Problem:
Images do not belong in the copy. Retype all the entries below exactly.

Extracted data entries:
--- START ---
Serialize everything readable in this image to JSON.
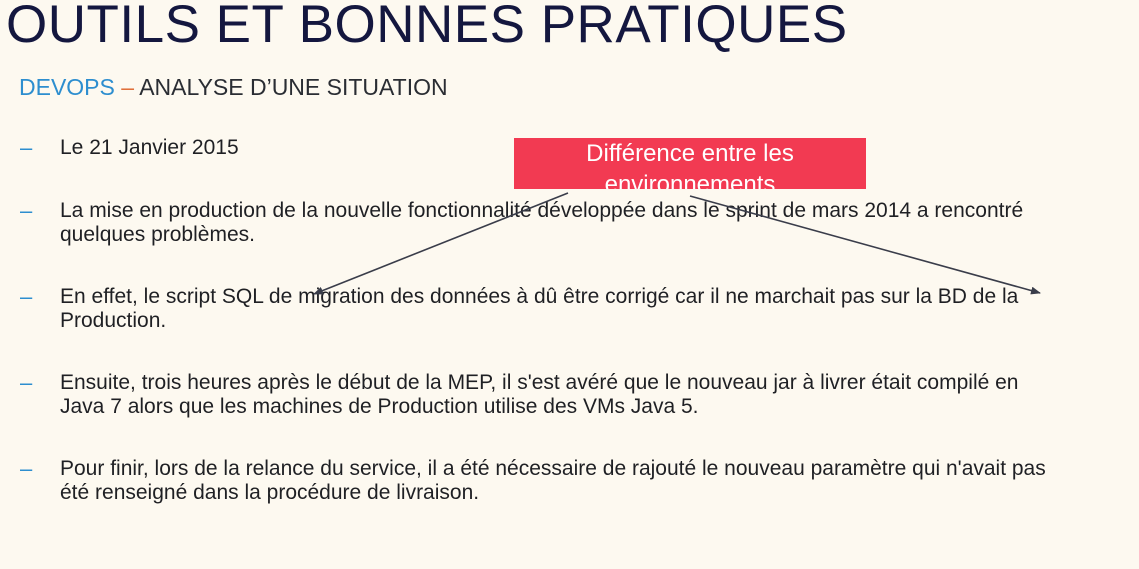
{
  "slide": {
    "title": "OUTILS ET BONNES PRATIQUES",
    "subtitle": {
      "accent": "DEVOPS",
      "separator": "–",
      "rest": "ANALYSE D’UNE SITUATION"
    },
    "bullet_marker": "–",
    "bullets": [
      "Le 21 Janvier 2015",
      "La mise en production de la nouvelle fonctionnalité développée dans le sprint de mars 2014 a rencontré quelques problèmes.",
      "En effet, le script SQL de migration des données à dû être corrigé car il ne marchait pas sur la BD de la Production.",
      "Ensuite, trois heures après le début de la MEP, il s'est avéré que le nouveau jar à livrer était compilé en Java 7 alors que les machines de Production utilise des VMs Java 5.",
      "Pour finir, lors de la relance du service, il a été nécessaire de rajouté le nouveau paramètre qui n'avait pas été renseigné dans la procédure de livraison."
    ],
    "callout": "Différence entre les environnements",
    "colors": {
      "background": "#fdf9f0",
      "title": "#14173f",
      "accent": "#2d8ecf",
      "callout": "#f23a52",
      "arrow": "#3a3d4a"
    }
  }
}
--- END ---
Written response:
Serialize everything readable in this image to JSON.
{
  "slide": {
    "title": "OUTILS ET BONNES PRATIQUES",
    "subtitle": {
      "accent": "DEVOPS",
      "separator": "–",
      "rest": "ANALYSE D’UNE SITUATION"
    },
    "bullet_marker": "–",
    "bullets": [
      "Le 21 Janvier 2015",
      "La mise en production de la nouvelle fonctionnalité développée dans le sprint de mars 2014 a rencontré quelques problèmes.",
      "En effet, le script SQL de migration des données à dû être corrigé car il ne marchait pas sur la BD de la Production.",
      "Ensuite, trois heures après le début de la MEP, il s'est avéré que le nouveau jar à livrer était compilé en Java 7 alors que les machines de Production utilise des VMs Java 5.",
      "Pour finir, lors de la relance du service, il a été nécessaire de rajouté le nouveau paramètre qui n'avait pas été renseigné dans la procédure de livraison."
    ],
    "callout": "Différence entre les environnements",
    "colors": {
      "background": "#fdf9f0",
      "title": "#14173f",
      "accent": "#2d8ecf",
      "callout": "#f23a52",
      "arrow": "#3a3d4a"
    }
  }
}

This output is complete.